__Your goal__:
Pull out every line with the word "TEXTIL".

__Entries shown__:
▬▬▬▬▬▬

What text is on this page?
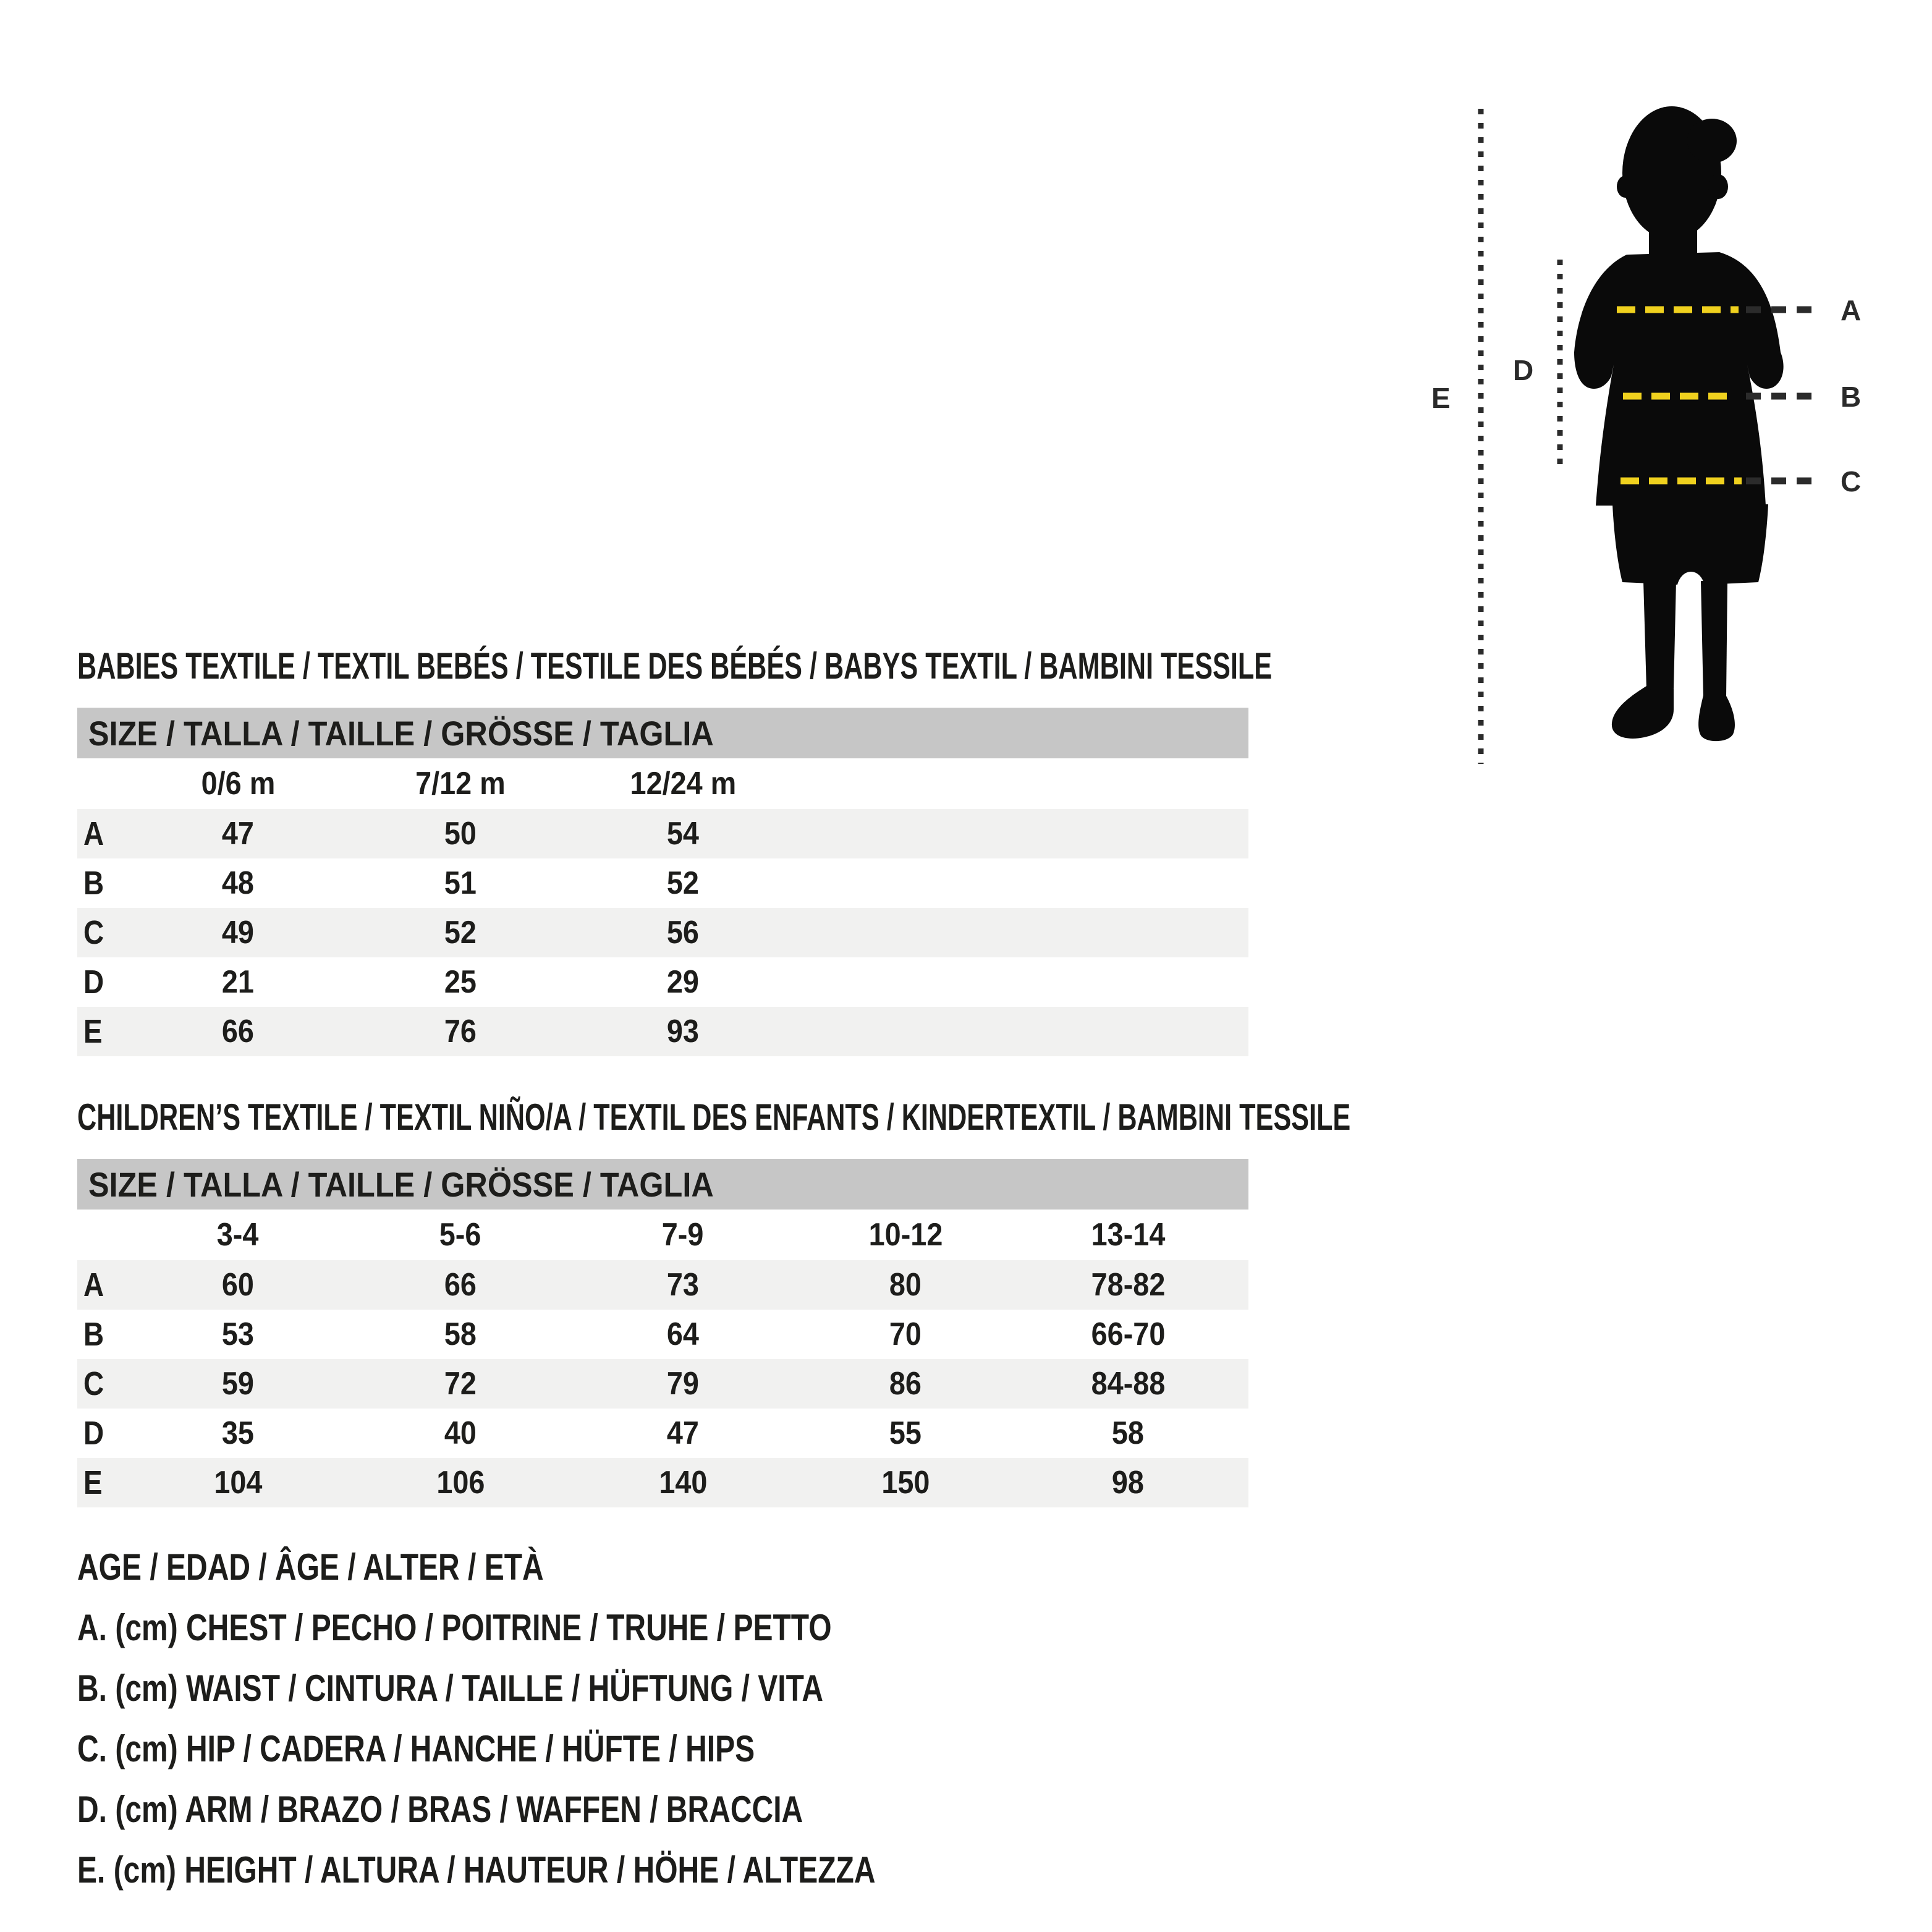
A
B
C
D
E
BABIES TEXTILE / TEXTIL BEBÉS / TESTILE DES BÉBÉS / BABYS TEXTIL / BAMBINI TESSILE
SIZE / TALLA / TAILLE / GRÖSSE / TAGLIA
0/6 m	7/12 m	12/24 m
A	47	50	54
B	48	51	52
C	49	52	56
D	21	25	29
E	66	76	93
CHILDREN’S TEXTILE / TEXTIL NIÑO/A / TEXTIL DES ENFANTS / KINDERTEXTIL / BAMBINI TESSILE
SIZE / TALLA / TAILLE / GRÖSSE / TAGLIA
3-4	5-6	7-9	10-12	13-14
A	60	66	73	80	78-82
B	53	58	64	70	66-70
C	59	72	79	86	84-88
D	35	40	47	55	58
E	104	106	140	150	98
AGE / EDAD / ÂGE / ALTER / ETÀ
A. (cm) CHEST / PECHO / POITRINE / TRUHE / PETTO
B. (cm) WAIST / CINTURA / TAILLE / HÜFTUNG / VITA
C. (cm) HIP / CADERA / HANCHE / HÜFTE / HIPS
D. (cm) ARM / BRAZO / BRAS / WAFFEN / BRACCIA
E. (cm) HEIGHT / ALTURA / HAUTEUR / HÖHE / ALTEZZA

▬▬▬▬▬▬

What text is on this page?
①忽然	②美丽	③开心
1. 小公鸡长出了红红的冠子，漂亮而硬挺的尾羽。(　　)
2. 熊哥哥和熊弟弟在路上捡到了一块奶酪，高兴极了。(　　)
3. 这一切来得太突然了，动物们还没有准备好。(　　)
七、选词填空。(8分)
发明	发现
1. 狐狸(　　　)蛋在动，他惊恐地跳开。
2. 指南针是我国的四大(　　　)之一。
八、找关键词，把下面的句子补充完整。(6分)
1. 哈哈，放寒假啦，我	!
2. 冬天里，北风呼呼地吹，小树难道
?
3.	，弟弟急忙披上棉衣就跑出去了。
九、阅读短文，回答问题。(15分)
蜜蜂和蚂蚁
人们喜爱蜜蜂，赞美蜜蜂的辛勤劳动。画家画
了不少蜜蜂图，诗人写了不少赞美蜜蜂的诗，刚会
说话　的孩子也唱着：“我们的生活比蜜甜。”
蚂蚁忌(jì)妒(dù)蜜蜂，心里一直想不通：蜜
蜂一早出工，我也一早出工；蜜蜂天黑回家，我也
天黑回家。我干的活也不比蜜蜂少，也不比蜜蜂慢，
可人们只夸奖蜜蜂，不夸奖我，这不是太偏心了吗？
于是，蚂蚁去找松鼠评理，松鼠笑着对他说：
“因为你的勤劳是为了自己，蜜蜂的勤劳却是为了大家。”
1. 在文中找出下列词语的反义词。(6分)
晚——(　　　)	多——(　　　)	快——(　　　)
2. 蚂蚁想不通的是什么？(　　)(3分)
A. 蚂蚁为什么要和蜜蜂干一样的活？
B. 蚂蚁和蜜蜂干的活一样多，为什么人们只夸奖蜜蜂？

▬▬▬▬▬▬

__Output of the exercise__:
BABIES TEXTILE / TEXTIL BEBÉS / TESTILE DES BÉBÉS / BABYS TEXTIL / BAMBINI TESSILE
CHILDREN’S TEXTILE / TEXTIL NIÑO/A / TEXTIL DES ENFANTS / KINDERTEXTIL / BAMBINI TESSILE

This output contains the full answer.